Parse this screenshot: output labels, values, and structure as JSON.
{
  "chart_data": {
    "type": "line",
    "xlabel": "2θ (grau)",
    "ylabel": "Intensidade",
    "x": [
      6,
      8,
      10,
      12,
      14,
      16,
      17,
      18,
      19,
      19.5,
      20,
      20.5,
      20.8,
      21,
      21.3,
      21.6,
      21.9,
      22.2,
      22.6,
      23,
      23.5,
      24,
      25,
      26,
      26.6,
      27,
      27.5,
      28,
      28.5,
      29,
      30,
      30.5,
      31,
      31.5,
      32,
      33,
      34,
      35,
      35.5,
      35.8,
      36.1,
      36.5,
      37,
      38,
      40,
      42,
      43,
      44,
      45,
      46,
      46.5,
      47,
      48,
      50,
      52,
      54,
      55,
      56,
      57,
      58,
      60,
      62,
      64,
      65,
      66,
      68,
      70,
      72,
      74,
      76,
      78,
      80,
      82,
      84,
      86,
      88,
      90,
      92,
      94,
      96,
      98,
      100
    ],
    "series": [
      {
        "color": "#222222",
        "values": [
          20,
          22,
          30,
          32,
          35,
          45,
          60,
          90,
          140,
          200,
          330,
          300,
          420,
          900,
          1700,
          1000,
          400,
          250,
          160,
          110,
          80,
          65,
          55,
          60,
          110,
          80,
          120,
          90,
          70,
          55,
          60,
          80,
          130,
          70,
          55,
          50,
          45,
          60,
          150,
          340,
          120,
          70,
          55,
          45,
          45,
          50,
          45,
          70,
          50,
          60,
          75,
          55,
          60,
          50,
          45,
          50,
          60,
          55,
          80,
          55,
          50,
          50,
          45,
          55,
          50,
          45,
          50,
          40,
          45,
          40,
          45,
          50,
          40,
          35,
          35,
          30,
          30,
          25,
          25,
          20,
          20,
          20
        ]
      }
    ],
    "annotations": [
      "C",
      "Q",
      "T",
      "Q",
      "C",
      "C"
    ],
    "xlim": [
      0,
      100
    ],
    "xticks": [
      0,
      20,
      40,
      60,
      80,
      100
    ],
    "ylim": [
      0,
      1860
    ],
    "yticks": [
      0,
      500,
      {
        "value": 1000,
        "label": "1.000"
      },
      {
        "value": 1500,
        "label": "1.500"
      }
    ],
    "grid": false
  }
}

^^^^

PROBLEM TO SOLVE:
Each record above should be repeated exactly as it appears.

SOLUTION FOR THIS EXERCISE:
Parse this screenshot: output labels, values, and structure as JSON.
{
  "chart_data": {
    "type": "line",
    "xlabel": "2θ (grau)",
    "ylabel": "Intensidade",
    "x": [
      6,
      8,
      10,
      12,
      14,
      16,
      17,
      18,
      19,
      19.5,
      20,
      20.5,
      20.8,
      21,
      21.3,
      21.6,
      21.9,
      22.2,
      22.6,
      23,
      23.5,
      24,
      25,
      26,
      26.6,
      27,
      27.5,
      28,
      28.5,
      29,
      30,
      30.5,
      31,
      31.5,
      32,
      33,
      34,
      35,
      35.5,
      35.8,
      36.1,
      36.5,
      37,
      38,
      40,
      42,
      43,
      44,
      45,
      46,
      46.5,
      47,
      48,
      50,
      52,
      54,
      55,
      56,
      57,
      58,
      60,
      62,
      64,
      65,
      66,
      68,
      70,
      72,
      74,
      76,
      78,
      80,
      82,
      84,
      86,
      88,
      90,
      92,
      94,
      96,
      98,
      100
    ],
    "series": [
      {
        "color": "#222222",
        "values": [
          20,
          22,
          30,
          32,
          35,
          45,
          60,
          90,
          140,
          200,
          330,
          300,
          420,
          900,
          1700,
          1000,
          400,
          250,
          160,
          110,
          80,
          65,
          55,
          60,
          110,
          80,
          120,
          90,
          70,
          55,
          60,
          80,
          130,
          70,
          55,
          50,
          45,
          60,
          150,
          340,
          120,
          70,
          55,
          45,
          45,
          50,
          45,
          70,
          50,
          60,
          75,
          55,
          60,
          50,
          45,
          50,
          60,
          55,
          80,
          55,
          50,
          50,
          45,
          55,
          50,
          45,
          50,
          40,
          45,
          40,
          45,
          50,
          40,
          35,
          35,
          30,
          30,
          25,
          25,
          20,
          20,
          20
        ]
      }
    ],
    "annotations": [
      "C",
      "Q",
      "T",
      "Q",
      "C",
      "C"
    ],
    "xlim": [
      0,
      100
    ],
    "xticks": [
      0,
      20,
      40,
      60,
      80,
      100
    ],
    "ylim": [
      0,
      1860
    ],
    "yticks": [
      0,
      500,
      {
        "value": 1000,
        "label": "1.000"
      },
      {
        "value": 1500,
        "label": "1.500"
      }
    ],
    "grid": false
  }
}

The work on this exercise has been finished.